EXERCISE PROMPT: Each entry below should be written out exactly as it is, with no pictures.

Records from a data source:

----------

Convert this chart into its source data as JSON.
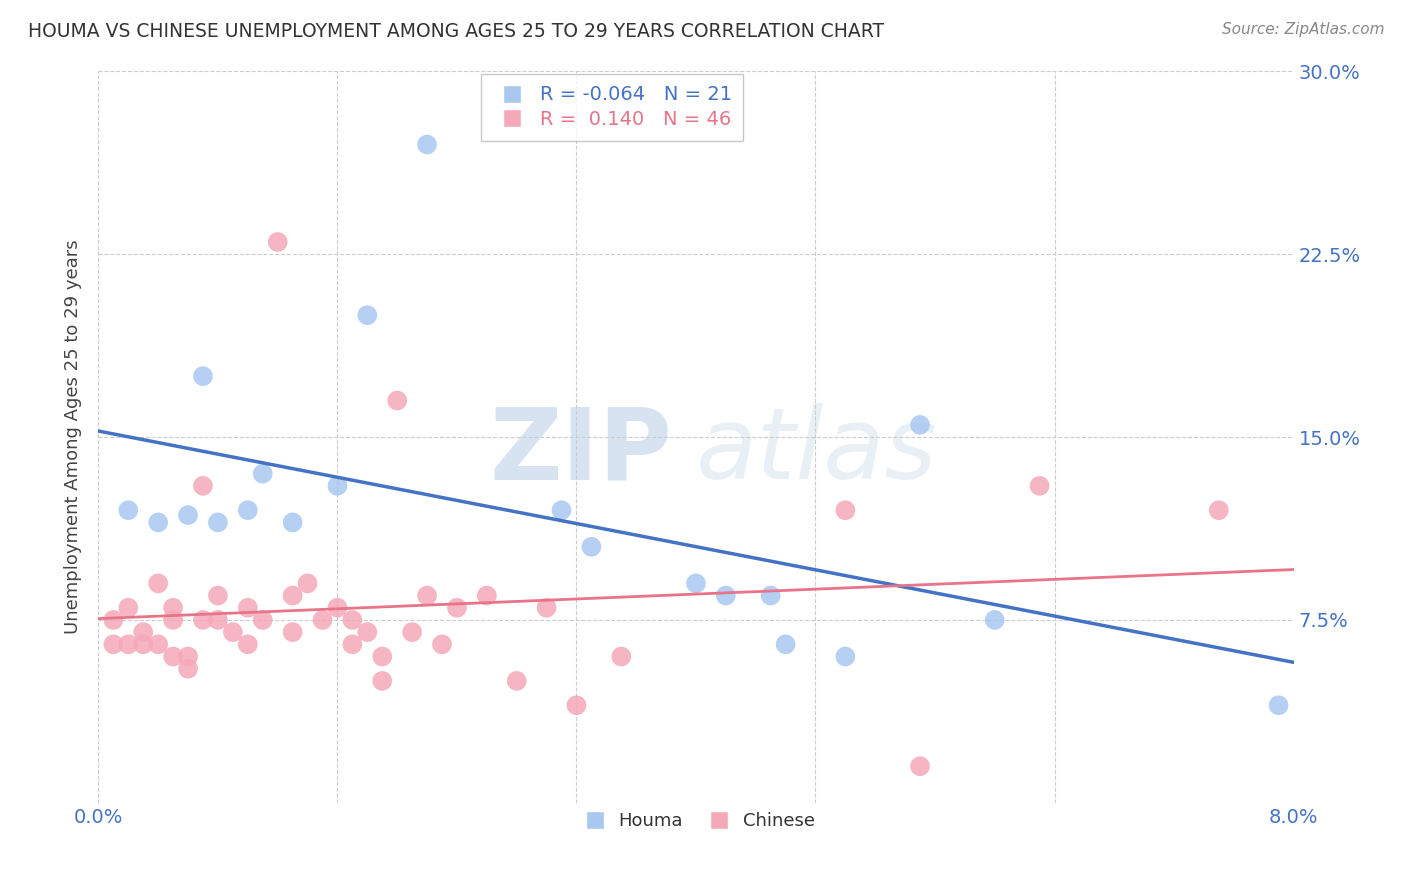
{
  "title": "HOUMA VS CHINESE UNEMPLOYMENT AMONG AGES 25 TO 29 YEARS CORRELATION CHART",
  "source": "Source: ZipAtlas.com",
  "ylabel": "Unemployment Among Ages 25 to 29 years",
  "xlim": [
    0.0,
    0.08
  ],
  "ylim": [
    0.0,
    0.3
  ],
  "xticks": [
    0.0,
    0.016,
    0.032,
    0.048,
    0.064,
    0.08
  ],
  "xtick_labels": [
    "0.0%",
    "",
    "",
    "",
    "",
    "8.0%"
  ],
  "yticks": [
    0.0,
    0.075,
    0.15,
    0.225,
    0.3
  ],
  "ytick_labels_right": [
    "",
    "7.5%",
    "15.0%",
    "22.5%",
    "30.0%"
  ],
  "houma_color": "#a8c8f0",
  "chinese_color": "#f5a8b8",
  "houma_line_color": "#4472C4",
  "chinese_line_color": "#E8748A",
  "houma_R": -0.064,
  "houma_N": 21,
  "chinese_R": 0.14,
  "chinese_N": 46,
  "watermark_zip": "ZIP",
  "watermark_atlas": "atlas",
  "houma_x": [
    0.002,
    0.004,
    0.006,
    0.007,
    0.008,
    0.01,
    0.011,
    0.013,
    0.016,
    0.018,
    0.022,
    0.031,
    0.033,
    0.04,
    0.042,
    0.045,
    0.046,
    0.05,
    0.055,
    0.06,
    0.079
  ],
  "houma_y": [
    0.12,
    0.115,
    0.118,
    0.175,
    0.115,
    0.12,
    0.135,
    0.115,
    0.13,
    0.2,
    0.27,
    0.12,
    0.105,
    0.09,
    0.085,
    0.085,
    0.065,
    0.06,
    0.155,
    0.075,
    0.04
  ],
  "chinese_x": [
    0.001,
    0.001,
    0.002,
    0.002,
    0.003,
    0.003,
    0.004,
    0.004,
    0.005,
    0.005,
    0.005,
    0.006,
    0.006,
    0.007,
    0.007,
    0.008,
    0.008,
    0.009,
    0.01,
    0.01,
    0.011,
    0.012,
    0.013,
    0.013,
    0.014,
    0.015,
    0.016,
    0.017,
    0.017,
    0.018,
    0.019,
    0.019,
    0.02,
    0.021,
    0.022,
    0.023,
    0.024,
    0.026,
    0.028,
    0.03,
    0.032,
    0.035,
    0.05,
    0.055,
    0.063,
    0.075
  ],
  "chinese_y": [
    0.075,
    0.065,
    0.08,
    0.065,
    0.07,
    0.065,
    0.09,
    0.065,
    0.075,
    0.08,
    0.06,
    0.06,
    0.055,
    0.13,
    0.075,
    0.085,
    0.075,
    0.07,
    0.08,
    0.065,
    0.075,
    0.23,
    0.085,
    0.07,
    0.09,
    0.075,
    0.08,
    0.075,
    0.065,
    0.07,
    0.06,
    0.05,
    0.165,
    0.07,
    0.085,
    0.065,
    0.08,
    0.085,
    0.05,
    0.08,
    0.04,
    0.06,
    0.12,
    0.015,
    0.13,
    0.12
  ],
  "background_color": "#ffffff",
  "grid_color": "#cccccc",
  "title_color": "#333333",
  "axis_label_color": "#4472C4"
}
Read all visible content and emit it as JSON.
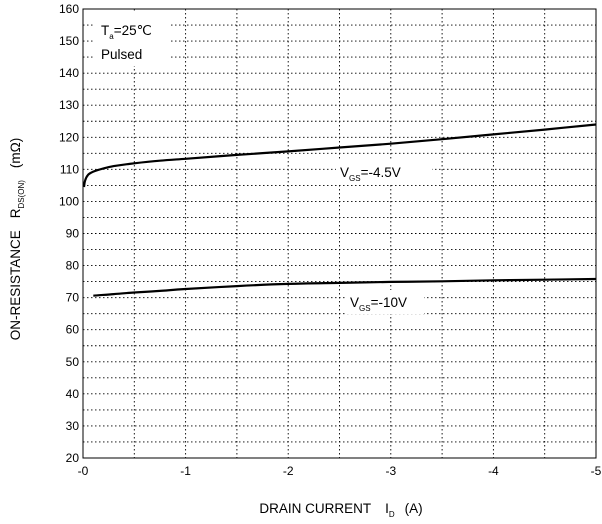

----------

FULL RESPONSE:
Convert this chart into its source data as JSON.
{
  "title": "HOUMA VS CHINESE UNEMPLOYMENT AMONG AGES 25 TO 29 YEARS CORRELATION CHART",
  "source": "Source: ZipAtlas.com",
  "ylabel": "Unemployment Among Ages 25 to 29 years",
  "xlim": [
    0.0,
    0.08
  ],
  "ylim": [
    0.0,
    0.3
  ],
  "xticks": [
    0.0,
    0.016,
    0.032,
    0.048,
    0.064,
    0.08
  ],
  "xtick_labels": [
    "0.0%",
    "",
    "",
    "",
    "",
    "8.0%"
  ],
  "yticks": [
    0.0,
    0.075,
    0.15,
    0.225,
    0.3
  ],
  "ytick_labels_right": [
    "",
    "7.5%",
    "15.0%",
    "22.5%",
    "30.0%"
  ],
  "houma_color": "#a8c8f0",
  "chinese_color": "#f5a8b8",
  "houma_line_color": "#4472C4",
  "chinese_line_color": "#E8748A",
  "houma_R": -0.064,
  "houma_N": 21,
  "chinese_R": 0.14,
  "chinese_N": 46,
  "watermark_zip": "ZIP",
  "watermark_atlas": "atlas",
  "houma_x": [
    0.002,
    0.004,
    0.006,
    0.007,
    0.008,
    0.01,
    0.011,
    0.013,
    0.016,
    0.018,
    0.022,
    0.031,
    0.033,
    0.04,
    0.042,
    0.045,
    0.046,
    0.05,
    0.055,
    0.06,
    0.079
  ],
  "houma_y": [
    0.12,
    0.115,
    0.118,
    0.175,
    0.115,
    0.12,
    0.135,
    0.115,
    0.13,
    0.2,
    0.27,
    0.12,
    0.105,
    0.09,
    0.085,
    0.085,
    0.065,
    0.06,
    0.155,
    0.075,
    0.04
  ],
  "chinese_x": [
    0.001,
    0.001,
    0.002,
    0.002,
    0.003,
    0.003,
    0.004,
    0.004,
    0.005,
    0.005,
    0.005,
    0.006,
    0.006,
    0.007,
    0.007,
    0.008,
    0.008,
    0.009,
    0.01,
    0.01,
    0.011,
    0.012,
    0.013,
    0.013,
    0.014,
    0.015,
    0.016,
    0.017,
    0.017,
    0.018,
    0.019,
    0.019,
    0.02,
    0.021,
    0.022,
    0.023,
    0.024,
    0.026,
    0.028,
    0.03,
    0.032,
    0.035,
    0.05,
    0.055,
    0.063,
    0.075
  ],
  "chinese_y": [
    0.075,
    0.065,
    0.08,
    0.065,
    0.07,
    0.065,
    0.09,
    0.065,
    0.075,
    0.08,
    0.06,
    0.06,
    0.055,
    0.13,
    0.075,
    0.085,
    0.075,
    0.07,
    0.08,
    0.065,
    0.075,
    0.23,
    0.085,
    0.07,
    0.09,
    0.075,
    0.08,
    0.075,
    0.065,
    0.07,
    0.06,
    0.05,
    0.165,
    0.07,
    0.085,
    0.065,
    0.08,
    0.085,
    0.05,
    0.08,
    0.04,
    0.06,
    0.12,
    0.015,
    0.13,
    0.12
  ],
  "background_color": "#ffffff",
  "grid_color": "#cccccc",
  "title_color": "#333333",
  "axis_label_color": "#4472C4"
}
Read all visible content and emit it as JSON.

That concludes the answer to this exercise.